═════ Excerpted records ═════

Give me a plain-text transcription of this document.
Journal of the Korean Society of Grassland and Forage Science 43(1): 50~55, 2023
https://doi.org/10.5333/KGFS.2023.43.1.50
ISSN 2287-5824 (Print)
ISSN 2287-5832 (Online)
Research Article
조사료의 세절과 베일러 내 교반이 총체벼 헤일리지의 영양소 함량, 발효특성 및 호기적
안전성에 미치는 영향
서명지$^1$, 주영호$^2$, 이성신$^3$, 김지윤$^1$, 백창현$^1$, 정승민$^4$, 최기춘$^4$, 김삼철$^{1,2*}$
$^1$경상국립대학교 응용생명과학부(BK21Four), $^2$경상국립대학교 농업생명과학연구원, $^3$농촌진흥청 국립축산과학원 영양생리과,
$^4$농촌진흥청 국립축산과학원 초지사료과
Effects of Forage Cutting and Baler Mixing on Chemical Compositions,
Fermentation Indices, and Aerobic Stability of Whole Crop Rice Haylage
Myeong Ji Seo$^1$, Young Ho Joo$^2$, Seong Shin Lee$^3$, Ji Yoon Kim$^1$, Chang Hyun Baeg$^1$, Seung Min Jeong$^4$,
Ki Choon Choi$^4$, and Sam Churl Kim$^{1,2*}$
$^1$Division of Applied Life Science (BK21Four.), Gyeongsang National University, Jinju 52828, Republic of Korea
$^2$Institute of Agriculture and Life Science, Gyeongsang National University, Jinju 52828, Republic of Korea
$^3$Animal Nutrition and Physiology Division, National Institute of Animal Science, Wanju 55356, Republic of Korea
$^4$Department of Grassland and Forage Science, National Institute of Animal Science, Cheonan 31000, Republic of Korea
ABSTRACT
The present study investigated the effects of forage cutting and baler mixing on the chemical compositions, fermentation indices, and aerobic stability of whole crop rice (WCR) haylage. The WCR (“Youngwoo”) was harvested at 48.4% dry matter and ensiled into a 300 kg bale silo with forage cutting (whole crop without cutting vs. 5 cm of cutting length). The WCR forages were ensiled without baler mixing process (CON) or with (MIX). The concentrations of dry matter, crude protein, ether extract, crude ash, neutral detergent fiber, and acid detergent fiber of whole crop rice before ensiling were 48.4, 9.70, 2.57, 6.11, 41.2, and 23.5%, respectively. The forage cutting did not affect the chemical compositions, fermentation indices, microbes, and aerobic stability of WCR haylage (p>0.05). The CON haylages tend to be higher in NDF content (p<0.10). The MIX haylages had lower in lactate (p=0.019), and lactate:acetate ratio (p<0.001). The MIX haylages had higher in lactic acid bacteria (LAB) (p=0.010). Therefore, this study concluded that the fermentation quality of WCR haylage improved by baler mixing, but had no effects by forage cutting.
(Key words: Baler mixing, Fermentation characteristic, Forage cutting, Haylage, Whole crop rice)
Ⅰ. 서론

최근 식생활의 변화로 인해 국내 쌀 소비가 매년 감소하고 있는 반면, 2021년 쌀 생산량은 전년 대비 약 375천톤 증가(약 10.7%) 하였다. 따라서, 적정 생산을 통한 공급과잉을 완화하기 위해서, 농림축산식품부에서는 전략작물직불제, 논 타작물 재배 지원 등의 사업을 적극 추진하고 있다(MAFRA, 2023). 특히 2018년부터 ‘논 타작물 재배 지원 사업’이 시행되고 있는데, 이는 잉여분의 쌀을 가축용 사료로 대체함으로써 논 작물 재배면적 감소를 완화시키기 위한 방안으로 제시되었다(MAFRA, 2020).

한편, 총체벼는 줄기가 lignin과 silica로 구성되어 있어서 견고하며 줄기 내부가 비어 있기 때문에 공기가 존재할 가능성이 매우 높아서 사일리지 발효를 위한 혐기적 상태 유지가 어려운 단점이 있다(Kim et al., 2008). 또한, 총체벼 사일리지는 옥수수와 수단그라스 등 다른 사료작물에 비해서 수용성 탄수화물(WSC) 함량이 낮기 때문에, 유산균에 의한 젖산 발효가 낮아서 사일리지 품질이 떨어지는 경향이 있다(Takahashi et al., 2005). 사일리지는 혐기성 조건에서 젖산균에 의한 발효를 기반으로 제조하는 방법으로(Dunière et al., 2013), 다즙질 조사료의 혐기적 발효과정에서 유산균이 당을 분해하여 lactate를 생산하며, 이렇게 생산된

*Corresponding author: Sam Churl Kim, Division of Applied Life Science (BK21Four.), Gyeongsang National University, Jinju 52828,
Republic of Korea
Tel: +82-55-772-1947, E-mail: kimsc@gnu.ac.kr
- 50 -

═════

*Exercise prompt*: In full and without alteration, return every line above.

*Output*:
Give me a plain-text transcription of this document.
Journal of the Korean Society of Grassland and Forage Science 43(1): 50~55, 2023
https://doi.org/10.5333/KGFS.2023.43.1.50
ISSN 2287-5824 (Print)
ISSN 2287-5832 (Online)
Research Article
조사료의 세절과 베일러 내 교반이 총체벼 헤일리지의 영양소 함량, 발효특성 및 호기적
안전성에 미치는 영향
서명지$^1$, 주영호$^2$, 이성신$^3$, 김지윤$^1$, 백창현$^1$, 정승민$^4$, 최기춘$^4$, 김삼철$^{1,2*}$
$^1$경상국립대학교 응용생명과학부(BK21Four), $^2$경상국립대학교 농업생명과학연구원, $^3$농촌진흥청 국립축산과학원 영양생리과,
$^4$농촌진흥청 국립축산과학원 초지사료과
Effects of Forage Cutting and Baler Mixing on Chemical Compositions,
Fermentation Indices, and Aerobic Stability of Whole Crop Rice Haylage
Myeong Ji Seo$^1$, Young Ho Joo$^2$, Seong Shin Lee$^3$, Ji Yoon Kim$^1$, Chang Hyun Baeg$^1$, Seung Min Jeong$^4$,
Ki Choon Choi$^4$, and Sam Churl Kim$^{1,2*}$
$^1$Division of Applied Life Science (BK21Four.), Gyeongsang National University, Jinju 52828, Republic of Korea
$^2$Institute of Agriculture and Life Science, Gyeongsang National University, Jinju 52828, Republic of Korea
$^3$Animal Nutrition and Physiology Division, National Institute of Animal Science, Wanju 55356, Republic of Korea
$^4$Department of Grassland and Forage Science, National Institute of Animal Science, Cheonan 31000, Republic of Korea
ABSTRACT
The present study investigated the effects of forage cutting and baler mixing on the chemical compositions, fermentation indices, and aerobic stability of whole crop rice (WCR) haylage. The WCR (“Youngwoo”) was harvested at 48.4% dry matter and ensiled into a 300 kg bale silo with forage cutting (whole crop without cutting vs. 5 cm of cutting length). The WCR forages were ensiled without baler mixing process (CON) or with (MIX). The concentrations of dry matter, crude protein, ether extract, crude ash, neutral detergent fiber, and acid detergent fiber of whole crop rice before ensiling were 48.4, 9.70, 2.57, 6.11, 41.2, and 23.5%, respectively. The forage cutting did not affect the chemical compositions, fermentation indices, microbes, and aerobic stability of WCR haylage (p>0.05). The CON haylages tend to be higher in NDF content (p<0.10). The MIX haylages had lower in lactate (p=0.019), and lactate:acetate ratio (p<0.001). The MIX haylages had higher in lactic acid bacteria (LAB) (p=0.010). Therefore, this study concluded that the fermentation quality of WCR haylage improved by baler mixing, but had no effects by forage cutting.
(Key words: Baler mixing, Fermentation characteristic, Forage cutting, Haylage, Whole crop rice)
Ⅰ. 서론

최근 식생활의 변화로 인해 국내 쌀 소비가 매년 감소하고 있는 반면, 2021년 쌀 생산량은 전년 대비 약 375천톤 증가(약 10.7%) 하였다. 따라서, 적정 생산을 통한 공급과잉을 완화하기 위해서, 농림축산식품부에서는 전략작물직불제, 논 타작물 재배 지원 등의 사업을 적극 추진하고 있다(MAFRA, 2023). 특히 2018년부터 ‘논 타작물 재배 지원 사업’이 시행되고 있는데, 이는 잉여분의 쌀을 가축용 사료로 대체함으로써 논 작물 재배면적 감소를 완화시키기 위한 방안으로 제시되었다(MAFRA, 2020).

한편, 총체벼는 줄기가 lignin과 silica로 구성되어 있어서 견고하며 줄기 내부가 비어 있기 때문에 공기가 존재할 가능성이 매우 높아서 사일리지 발효를 위한 혐기적 상태 유지가 어려운 단점이 있다(Kim et al., 2008). 또한, 총체벼 사일리지는 옥수수와 수단그라스 등 다른 사료작물에 비해서 수용성 탄수화물(WSC) 함량이 낮기 때문에, 유산균에 의한 젖산 발효가 낮아서 사일리지 품질이 떨어지는 경향이 있다(Takahashi et al., 2005). 사일리지는 혐기성 조건에서 젖산균에 의한 발효를 기반으로 제조하는 방법으로(Dunière et al., 2013), 다즙질 조사료의 혐기적 발효과정에서 유산균이 당을 분해하여 lactate를 생산하며, 이렇게 생산된

*Corresponding author: Sam Churl Kim, Division of Applied Life Science (BK21Four.), Gyeongsang National University, Jinju 52828,
Republic of Korea
Tel: +82-55-772-1947, E-mail: kimsc@gnu.ac.kr
- 50 -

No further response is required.